> _Short exercise_:
Copy out all the records, word for word.

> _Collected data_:

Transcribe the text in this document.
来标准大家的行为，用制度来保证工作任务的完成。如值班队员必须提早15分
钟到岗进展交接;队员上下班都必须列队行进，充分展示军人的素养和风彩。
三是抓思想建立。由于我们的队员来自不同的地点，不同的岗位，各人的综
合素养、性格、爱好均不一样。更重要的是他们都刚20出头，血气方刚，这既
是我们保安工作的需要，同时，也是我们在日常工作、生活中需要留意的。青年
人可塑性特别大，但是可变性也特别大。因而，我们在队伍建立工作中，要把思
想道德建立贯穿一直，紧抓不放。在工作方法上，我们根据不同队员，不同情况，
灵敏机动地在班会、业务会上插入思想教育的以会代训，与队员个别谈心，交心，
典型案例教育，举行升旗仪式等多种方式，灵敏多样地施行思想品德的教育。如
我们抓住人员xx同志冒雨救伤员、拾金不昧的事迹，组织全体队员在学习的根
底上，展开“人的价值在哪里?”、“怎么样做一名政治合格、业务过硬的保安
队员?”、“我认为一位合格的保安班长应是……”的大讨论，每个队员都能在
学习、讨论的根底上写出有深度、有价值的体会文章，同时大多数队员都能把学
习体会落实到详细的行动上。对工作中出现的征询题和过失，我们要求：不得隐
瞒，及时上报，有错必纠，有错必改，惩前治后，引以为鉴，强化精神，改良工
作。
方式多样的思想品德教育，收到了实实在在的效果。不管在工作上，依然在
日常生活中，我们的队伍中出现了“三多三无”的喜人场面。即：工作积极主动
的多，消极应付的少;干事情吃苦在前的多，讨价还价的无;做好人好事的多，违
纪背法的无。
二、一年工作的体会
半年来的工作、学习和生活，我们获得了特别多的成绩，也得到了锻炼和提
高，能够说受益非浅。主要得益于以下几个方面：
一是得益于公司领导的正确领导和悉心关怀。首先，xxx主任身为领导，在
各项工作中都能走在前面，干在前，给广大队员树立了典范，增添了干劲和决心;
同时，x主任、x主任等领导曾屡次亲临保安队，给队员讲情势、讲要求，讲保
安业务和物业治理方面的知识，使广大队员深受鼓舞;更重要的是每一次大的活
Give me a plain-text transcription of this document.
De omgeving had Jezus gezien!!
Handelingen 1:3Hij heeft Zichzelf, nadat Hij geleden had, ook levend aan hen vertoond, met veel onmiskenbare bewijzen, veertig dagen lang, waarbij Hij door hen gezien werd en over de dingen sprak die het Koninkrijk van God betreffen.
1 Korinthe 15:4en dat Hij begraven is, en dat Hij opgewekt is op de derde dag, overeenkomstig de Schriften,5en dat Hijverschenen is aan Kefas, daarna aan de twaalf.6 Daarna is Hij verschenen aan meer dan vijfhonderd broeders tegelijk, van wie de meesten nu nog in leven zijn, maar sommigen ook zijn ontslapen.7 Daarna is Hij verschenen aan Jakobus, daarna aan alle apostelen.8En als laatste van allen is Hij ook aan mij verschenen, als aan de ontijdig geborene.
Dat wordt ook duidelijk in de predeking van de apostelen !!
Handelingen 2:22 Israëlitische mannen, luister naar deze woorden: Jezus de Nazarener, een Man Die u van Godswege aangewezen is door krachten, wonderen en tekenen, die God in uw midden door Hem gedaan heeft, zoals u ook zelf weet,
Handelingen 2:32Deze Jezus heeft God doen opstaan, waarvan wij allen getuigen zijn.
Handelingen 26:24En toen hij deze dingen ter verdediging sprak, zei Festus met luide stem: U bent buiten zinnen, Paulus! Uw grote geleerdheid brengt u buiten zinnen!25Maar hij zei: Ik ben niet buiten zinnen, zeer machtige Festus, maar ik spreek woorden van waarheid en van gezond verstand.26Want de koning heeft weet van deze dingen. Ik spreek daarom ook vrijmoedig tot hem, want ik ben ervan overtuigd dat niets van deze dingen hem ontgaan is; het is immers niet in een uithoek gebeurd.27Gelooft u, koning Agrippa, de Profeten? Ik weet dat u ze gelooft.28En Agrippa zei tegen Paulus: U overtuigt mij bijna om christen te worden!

> _Solution_:
Transcribe the text in this document.
来标准大家的行为，用制度来保证工作任务的完成。如值班队员必须提早15分
钟到岗进展交接;队员上下班都必须列队行进，充分展示军人的素养和风彩。
三是抓思想建立。由于我们的队员来自不同的地点，不同的岗位，各人的综
合素养、性格、爱好均不一样。更重要的是他们都刚20出头，血气方刚，这既
是我们保安工作的需要，同时，也是我们在日常工作、生活中需要留意的。青年
人可塑性特别大，但是可变性也特别大。因而，我们在队伍建立工作中，要把思
想道德建立贯穿一直，紧抓不放。在工作方法上，我们根据不同队员，不同情况，
灵敏机动地在班会、业务会上插入思想教育的以会代训，与队员个别谈心，交心，
典型案例教育，举行升旗仪式等多种方式，灵敏多样地施行思想品德的教育。如
我们抓住人员xx同志冒雨救伤员、拾金不昧的事迹，组织全体队员在学习的根
底上，展开“人的价值在哪里?”、“怎么样做一名政治合格、业务过硬的保安
队员?”、“我认为一位合格的保安班长应是……”的大讨论，每个队员都能在
学习、讨论的根底上写出有深度、有价值的体会文章，同时大多数队员都能把学
习体会落实到详细的行动上。对工作中出现的征询题和过失，我们要求：不得隐
瞒，及时上报，有错必纠，有错必改，惩前治后，引以为鉴，强化精神，改良工
作。
方式多样的思想品德教育，收到了实实在在的效果。不管在工作上，依然在
日常生活中，我们的队伍中出现了“三多三无”的喜人场面。即：工作积极主动
的多，消极应付的少;干事情吃苦在前的多，讨价还价的无;做好人好事的多，违
纪背法的无。
二、一年工作的体会
半年来的工作、学习和生活，我们获得了特别多的成绩，也得到了锻炼和提
高，能够说受益非浅。主要得益于以下几个方面：
一是得益于公司领导的正确领导和悉心关怀。首先，xxx主任身为领导，在
各项工作中都能走在前面，干在前，给广大队员树立了典范，增添了干劲和决心;
同时，x主任、x主任等领导曾屡次亲临保安队，给队员讲情势、讲要求，讲保
安业务和物业治理方面的知识，使广大队员深受鼓舞;更重要的是每一次大的活
Give me a plain-text transcription of this document.
De omgeving had Jezus gezien!!
Handelingen 1:3Hij heeft Zichzelf, nadat Hij geleden had, ook levend aan hen vertoond, met veel onmiskenbare bewijzen, veertig dagen lang, waarbij Hij door hen gezien werd en over de dingen sprak die het Koninkrijk van God betreffen.
1 Korinthe 15:4en dat Hij begraven is, en dat Hij opgewekt is op de derde dag, overeenkomstig de Schriften,5en dat Hijverschenen is aan Kefas, daarna aan de twaalf.6 Daarna is Hij verschenen aan meer dan vijfhonderd broeders tegelijk, van wie de meesten nu nog in leven zijn, maar sommigen ook zijn ontslapen.7 Daarna is Hij verschenen aan Jakobus, daarna aan alle apostelen.8En als laatste van allen is Hij ook aan mij verschenen, als aan de ontijdig geborene.
Dat wordt ook duidelijk in de predeking van de apostelen !!
Handelingen 2:22 Israëlitische mannen, luister naar deze woorden: Jezus de Nazarener, een Man Die u van Godswege aangewezen is door krachten, wonderen en tekenen, die God in uw midden door Hem gedaan heeft, zoals u ook zelf weet,
Handelingen 2:32Deze Jezus heeft God doen opstaan, waarvan wij allen getuigen zijn.
Handelingen 26:24En toen hij deze dingen ter verdediging sprak, zei Festus met luide stem: U bent buiten zinnen, Paulus! Uw grote geleerdheid brengt u buiten zinnen!25Maar hij zei: Ik ben niet buiten zinnen, zeer machtige Festus, maar ik spreek woorden van waarheid en van gezond verstand.26Want de koning heeft weet van deze dingen. Ik spreek daarom ook vrijmoedig tot hem, want ik ben ervan overtuigd dat niets van deze dingen hem ontgaan is; het is immers niet in een uithoek gebeurd.27Gelooft u, koning Agrippa, de Profeten? Ik weet dat u ze gelooft.28En Agrippa zei tegen Paulus: U overtuigt mij bijna om christen te worden!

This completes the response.